### Problem description
Search the data for the string "centos" and gather each line it is in.

### Extracted data

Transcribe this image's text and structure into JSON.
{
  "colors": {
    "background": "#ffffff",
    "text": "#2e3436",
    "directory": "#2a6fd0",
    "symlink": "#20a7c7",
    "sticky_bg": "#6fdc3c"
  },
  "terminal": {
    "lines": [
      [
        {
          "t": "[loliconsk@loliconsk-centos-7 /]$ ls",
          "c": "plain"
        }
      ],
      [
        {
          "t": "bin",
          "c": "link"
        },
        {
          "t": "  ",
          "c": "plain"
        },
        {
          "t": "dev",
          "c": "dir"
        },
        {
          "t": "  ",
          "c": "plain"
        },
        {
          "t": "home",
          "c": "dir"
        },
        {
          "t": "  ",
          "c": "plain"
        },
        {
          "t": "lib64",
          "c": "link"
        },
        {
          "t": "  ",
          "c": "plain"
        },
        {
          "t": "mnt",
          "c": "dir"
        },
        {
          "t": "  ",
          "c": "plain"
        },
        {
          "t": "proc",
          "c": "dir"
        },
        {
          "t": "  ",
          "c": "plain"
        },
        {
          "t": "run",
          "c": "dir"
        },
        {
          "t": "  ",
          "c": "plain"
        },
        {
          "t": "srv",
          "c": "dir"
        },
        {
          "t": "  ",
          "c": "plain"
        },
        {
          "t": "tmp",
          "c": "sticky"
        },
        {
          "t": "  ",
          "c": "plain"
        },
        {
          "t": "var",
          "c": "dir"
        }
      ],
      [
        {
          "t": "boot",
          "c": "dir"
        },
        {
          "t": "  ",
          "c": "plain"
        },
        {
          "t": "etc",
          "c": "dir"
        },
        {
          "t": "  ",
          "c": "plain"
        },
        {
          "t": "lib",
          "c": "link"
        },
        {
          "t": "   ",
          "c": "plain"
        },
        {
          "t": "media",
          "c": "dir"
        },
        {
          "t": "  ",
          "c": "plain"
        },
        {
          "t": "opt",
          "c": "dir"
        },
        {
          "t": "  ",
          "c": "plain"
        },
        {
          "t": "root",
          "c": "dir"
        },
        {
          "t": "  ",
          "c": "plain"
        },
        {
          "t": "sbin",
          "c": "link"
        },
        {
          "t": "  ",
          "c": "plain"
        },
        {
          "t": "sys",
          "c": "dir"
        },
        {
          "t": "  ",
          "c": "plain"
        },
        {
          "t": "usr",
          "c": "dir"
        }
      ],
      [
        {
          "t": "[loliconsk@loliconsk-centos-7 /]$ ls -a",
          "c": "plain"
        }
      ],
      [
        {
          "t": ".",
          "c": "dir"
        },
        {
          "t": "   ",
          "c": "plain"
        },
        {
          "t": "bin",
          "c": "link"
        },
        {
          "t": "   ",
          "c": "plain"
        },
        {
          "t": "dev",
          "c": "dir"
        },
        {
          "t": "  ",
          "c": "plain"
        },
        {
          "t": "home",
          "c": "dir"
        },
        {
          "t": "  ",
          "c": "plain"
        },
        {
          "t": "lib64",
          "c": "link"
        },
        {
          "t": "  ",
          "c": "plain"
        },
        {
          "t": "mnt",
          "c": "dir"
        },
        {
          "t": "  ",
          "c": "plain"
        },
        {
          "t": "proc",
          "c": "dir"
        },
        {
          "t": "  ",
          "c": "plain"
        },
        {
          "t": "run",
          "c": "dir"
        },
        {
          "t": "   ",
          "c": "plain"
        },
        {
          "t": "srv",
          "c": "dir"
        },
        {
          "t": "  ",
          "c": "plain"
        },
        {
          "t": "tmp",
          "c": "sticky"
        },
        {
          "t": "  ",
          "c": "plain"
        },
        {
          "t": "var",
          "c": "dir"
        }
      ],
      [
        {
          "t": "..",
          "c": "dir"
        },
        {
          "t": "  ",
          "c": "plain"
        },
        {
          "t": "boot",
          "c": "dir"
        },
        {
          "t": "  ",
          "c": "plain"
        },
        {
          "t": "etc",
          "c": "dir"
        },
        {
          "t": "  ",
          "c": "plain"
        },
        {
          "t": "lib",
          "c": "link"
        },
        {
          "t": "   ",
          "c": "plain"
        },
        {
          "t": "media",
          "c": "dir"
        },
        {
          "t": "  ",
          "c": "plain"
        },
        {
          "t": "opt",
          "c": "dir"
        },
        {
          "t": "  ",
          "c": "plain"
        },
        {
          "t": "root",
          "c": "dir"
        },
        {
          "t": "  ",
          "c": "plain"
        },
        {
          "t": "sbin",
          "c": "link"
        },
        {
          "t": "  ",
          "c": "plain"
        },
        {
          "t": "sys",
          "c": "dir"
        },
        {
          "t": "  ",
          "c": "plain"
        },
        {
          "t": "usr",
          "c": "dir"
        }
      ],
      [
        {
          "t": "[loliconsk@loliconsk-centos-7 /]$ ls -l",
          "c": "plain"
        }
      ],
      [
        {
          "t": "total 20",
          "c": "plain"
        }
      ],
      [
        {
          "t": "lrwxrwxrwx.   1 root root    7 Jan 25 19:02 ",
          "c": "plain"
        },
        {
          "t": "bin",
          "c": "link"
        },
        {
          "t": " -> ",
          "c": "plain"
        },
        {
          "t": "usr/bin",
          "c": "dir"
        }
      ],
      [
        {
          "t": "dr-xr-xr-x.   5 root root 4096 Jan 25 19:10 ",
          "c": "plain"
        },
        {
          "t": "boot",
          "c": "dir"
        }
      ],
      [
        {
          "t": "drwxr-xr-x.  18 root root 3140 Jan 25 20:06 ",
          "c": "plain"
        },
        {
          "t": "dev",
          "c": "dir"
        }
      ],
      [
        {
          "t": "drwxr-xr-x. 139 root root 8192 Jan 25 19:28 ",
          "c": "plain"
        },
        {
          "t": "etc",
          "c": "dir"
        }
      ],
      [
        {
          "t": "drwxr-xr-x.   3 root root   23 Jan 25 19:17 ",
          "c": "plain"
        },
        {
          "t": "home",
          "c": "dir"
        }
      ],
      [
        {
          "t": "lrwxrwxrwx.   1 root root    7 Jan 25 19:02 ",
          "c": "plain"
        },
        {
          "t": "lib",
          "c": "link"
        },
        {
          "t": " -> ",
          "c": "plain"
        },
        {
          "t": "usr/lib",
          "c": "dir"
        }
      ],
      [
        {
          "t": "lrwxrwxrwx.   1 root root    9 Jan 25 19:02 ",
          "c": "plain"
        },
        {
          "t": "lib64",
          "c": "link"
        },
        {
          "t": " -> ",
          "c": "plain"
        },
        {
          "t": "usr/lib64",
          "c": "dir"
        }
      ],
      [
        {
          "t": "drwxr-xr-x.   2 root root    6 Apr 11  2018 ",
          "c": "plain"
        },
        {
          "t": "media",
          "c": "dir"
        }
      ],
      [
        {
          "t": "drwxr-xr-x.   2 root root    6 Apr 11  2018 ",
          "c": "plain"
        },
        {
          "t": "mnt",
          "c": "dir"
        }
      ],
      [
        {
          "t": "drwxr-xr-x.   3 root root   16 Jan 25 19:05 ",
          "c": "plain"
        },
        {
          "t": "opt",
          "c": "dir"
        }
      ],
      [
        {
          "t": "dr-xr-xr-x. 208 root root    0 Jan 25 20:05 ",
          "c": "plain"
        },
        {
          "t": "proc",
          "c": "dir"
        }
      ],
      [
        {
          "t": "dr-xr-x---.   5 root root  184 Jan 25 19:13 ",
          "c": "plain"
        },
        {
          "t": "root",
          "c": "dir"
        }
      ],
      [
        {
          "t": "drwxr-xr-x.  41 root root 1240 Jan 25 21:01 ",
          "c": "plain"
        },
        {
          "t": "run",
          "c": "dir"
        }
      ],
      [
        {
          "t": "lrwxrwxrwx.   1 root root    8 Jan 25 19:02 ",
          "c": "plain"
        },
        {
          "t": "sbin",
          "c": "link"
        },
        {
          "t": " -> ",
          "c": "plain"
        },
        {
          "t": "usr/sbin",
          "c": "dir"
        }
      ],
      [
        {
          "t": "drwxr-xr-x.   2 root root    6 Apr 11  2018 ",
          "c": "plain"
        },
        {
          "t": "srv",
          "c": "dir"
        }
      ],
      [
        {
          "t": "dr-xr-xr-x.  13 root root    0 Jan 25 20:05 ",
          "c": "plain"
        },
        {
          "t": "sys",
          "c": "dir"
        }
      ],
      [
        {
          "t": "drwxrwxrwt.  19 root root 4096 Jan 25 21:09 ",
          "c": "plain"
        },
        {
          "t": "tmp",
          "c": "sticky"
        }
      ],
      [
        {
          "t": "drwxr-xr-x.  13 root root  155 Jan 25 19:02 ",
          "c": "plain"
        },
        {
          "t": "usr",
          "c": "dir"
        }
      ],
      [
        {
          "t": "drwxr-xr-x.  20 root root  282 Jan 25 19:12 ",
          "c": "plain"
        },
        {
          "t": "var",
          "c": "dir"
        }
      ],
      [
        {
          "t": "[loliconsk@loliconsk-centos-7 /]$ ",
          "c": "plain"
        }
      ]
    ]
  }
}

### Reply
          "t": "[loliconsk@loliconsk-centos-7 /]$ ls",
          "t": "[loliconsk@loliconsk-centos-7 /]$ ls -a",
          "t": "[loliconsk@loliconsk-centos-7 /]$ ls -l",
          "t": "[loliconsk@loliconsk-centos-7 /]$ ",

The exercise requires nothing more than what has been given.